* To do *
• A. For the Wikipedia and AI text below, decide whether each statement agrees with it. Answer yes or no for each, and quote the deciding words of the text exactly. (i) The LLM Paste Check became a default-on feature for English Wikipedia before it did for other language Wikipedias. (ii) The Wikimedia Foundation blamed the 8% drop in visitors in 2025 only on generative AI. (iii) The dataset used to develop Google's Perspective API was made up of Wikipedia article text.
• B. Repeat word for word the part of the Wikipedia and AI text that opens with the words containing "The Wikipedia Edit" and closes with "8 October 2026.".

* Excerpted text *
# # #

The Wikipedia Edit filter (also known as the Abuse Filter) is an automated software that analyzes and logs edits made on Wikipedia against a predefined set of conditions to detect and prevent harmful or disruptive editing such as possible AI-generated text (implemented on December 5, 2025) and possible AI-sourced citations (implemented on September 16, 2026).

Wikipedia's LLM Paste Check is a built-in visual editor tool that triggers a warning prompt when users paste text containing metadata from major generative AI chatbots. It was deployed as a default-on feature for English Wikipedia on 24 September 2026 and deployed as a default-on feature for all other language Wikipedias on 8 October 2026.
== Using Wikipedia for artificial intelligence ==
A 2017 paper described Wikipedia as the mother lode for human-generated text available for machine learning. In the development of the Google's Perspective API that identifies toxic comments in online forums, a dataset containing hundreds of thousands of Wikipedia talk page comments with human-labelled toxicity levels was used.

As of 2023, subsets of the Wikipedia corpus were considered one of the largest well-curated data sets available for AI training, used to train every LLM to-date according to Stephen Harrison. This use of Wikipedia was divisive as of 2023.

The Wikimedia Foundation and many of its projects supporters worry that attribution to Wikipedia articles is missing in many large-language models like ChatGPT (as well as AI like Siri and Alexa). While Wikipedia's licensing policy lets anyone use its texts, including in modified forms, it does have the condition that credit is given, implying that using its contents in answers by AI models without clarifying the sourcing may violate its terms of use. The Foundation expressed concern that without attribution, people will not visit the site as much or be as motivated to donate to support the project if they do not know when they are benefiting from it. They also noticed an 8% decrease in visitors to Wikipedia in 2025 which they attributed both to the increased popularity of generative AI and social media.

In 2025, the Wikimedia Foundation has cited absorbing increased costs associated with scraping by artificial intelligence companies and is looking to provide training data to companies more efficiently, and make its data more useful including with special licensing deals and paid APIs to limit and recover some of the costs of providing information to AI companies.

# # #

* Record set *

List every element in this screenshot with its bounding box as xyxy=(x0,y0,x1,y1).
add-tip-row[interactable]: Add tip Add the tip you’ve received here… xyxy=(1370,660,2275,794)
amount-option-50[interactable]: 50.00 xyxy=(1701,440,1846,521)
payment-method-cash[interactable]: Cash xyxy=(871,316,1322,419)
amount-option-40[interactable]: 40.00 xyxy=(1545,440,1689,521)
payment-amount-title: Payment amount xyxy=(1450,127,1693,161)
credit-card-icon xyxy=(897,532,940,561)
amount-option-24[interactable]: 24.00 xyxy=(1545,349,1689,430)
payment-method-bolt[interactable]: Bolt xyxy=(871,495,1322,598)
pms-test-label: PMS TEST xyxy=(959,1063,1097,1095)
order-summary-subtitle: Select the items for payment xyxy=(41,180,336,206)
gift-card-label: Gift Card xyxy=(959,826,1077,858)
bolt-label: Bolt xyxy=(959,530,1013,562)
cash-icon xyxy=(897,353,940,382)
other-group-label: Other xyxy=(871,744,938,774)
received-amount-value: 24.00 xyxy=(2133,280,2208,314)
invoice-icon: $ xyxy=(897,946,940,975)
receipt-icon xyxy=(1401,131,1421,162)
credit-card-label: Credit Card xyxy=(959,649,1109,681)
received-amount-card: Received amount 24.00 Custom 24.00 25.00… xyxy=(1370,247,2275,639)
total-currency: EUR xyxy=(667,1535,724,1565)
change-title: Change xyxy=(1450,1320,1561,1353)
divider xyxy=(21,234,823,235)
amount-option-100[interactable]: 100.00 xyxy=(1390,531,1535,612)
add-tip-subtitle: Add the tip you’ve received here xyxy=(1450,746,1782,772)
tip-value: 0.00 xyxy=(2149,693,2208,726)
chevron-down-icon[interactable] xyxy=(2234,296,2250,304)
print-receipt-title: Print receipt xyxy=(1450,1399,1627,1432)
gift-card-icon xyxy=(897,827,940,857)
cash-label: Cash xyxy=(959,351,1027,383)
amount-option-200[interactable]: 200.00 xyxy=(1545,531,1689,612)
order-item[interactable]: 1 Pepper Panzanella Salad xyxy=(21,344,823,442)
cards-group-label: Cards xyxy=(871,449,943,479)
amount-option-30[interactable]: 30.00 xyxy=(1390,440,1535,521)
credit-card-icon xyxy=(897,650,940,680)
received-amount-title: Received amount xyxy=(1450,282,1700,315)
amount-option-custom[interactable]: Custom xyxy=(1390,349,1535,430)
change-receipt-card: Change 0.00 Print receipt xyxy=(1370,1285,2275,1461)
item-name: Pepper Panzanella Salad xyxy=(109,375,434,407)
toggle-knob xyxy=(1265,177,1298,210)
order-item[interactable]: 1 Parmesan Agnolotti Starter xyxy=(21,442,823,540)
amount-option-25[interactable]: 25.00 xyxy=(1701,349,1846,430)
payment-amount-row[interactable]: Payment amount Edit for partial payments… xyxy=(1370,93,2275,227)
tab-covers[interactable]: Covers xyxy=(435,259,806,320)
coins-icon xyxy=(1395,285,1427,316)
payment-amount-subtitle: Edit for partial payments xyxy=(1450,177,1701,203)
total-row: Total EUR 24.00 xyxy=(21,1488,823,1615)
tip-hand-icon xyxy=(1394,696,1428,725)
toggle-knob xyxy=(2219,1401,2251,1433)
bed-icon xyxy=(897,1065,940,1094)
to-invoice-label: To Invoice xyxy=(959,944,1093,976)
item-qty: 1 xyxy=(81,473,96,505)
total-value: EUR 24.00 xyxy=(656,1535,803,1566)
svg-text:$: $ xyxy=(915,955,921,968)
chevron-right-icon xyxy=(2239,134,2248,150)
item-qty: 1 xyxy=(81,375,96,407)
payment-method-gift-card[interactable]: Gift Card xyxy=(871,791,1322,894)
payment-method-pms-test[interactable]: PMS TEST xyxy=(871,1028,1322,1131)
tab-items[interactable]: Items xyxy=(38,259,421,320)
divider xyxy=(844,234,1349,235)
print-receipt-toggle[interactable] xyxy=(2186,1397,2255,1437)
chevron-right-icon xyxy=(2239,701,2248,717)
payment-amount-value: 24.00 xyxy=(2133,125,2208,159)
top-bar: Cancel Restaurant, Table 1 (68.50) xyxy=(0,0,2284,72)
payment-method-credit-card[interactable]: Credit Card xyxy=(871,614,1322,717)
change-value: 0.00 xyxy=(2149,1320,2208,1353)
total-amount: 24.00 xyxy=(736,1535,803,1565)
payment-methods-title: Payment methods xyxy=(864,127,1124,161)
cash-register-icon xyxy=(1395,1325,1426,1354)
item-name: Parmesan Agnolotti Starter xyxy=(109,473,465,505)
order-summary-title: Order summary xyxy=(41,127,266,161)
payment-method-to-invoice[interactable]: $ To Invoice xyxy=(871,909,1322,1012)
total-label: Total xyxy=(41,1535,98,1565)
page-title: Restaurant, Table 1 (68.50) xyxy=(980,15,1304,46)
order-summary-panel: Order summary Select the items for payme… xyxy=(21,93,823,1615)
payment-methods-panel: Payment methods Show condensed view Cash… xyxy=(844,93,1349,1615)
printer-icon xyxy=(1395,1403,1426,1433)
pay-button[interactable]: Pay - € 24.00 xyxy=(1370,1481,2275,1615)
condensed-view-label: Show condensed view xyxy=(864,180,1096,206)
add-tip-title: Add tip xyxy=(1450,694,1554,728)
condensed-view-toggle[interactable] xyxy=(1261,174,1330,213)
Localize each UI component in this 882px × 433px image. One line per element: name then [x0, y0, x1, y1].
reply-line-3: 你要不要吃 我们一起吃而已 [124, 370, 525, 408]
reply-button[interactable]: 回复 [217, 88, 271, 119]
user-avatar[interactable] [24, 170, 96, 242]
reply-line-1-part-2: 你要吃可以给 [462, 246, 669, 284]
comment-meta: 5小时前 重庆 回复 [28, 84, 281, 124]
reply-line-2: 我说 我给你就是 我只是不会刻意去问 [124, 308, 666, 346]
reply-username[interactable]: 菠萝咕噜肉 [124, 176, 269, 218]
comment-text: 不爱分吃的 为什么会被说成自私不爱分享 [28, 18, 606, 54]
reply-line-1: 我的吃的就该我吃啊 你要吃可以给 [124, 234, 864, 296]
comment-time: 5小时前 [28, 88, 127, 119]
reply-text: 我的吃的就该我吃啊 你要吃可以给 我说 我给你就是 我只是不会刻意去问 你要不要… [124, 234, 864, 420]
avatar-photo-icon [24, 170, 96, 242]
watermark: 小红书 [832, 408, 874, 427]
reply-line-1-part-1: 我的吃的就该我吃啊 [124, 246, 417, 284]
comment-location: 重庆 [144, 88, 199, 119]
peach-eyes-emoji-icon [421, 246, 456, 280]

# # #

* Answers for the tasks *
• A.
(i) Yes: "deployed as a default-on feature for English Wikipedia on 24 September 2026 and deployed as a default-on feature for all other language Wikipedias on 8 October 2026."
(ii) No: "which they attributed both to the increased popularity of generative AI and social media."
(iii) No: "a dataset containing hundreds of thousands of Wikipedia talk page comments with human-labelled toxicity levels was used."

• B.
The Wikipedia Edit filter (also known as the Abuse Filter) is an automated software that analyzes and logs edits made on Wikipedia against a predefined set of conditions to detect and prevent harmful or disruptive editing such as possible AI-generated text (implemented on December 5, 2025) and possible AI-sourced citations (implemented on September 16, 2026).

Wikipedia's LLM Paste Check is a built-in visual editor tool that triggers a warning prompt when users paste text containing metadata from major generative AI chatbots. It was deployed as a default-on feature for English Wikipedia on 24 September 2026 and deployed as a default-on feature for all other language Wikipedias on 8 October 2026.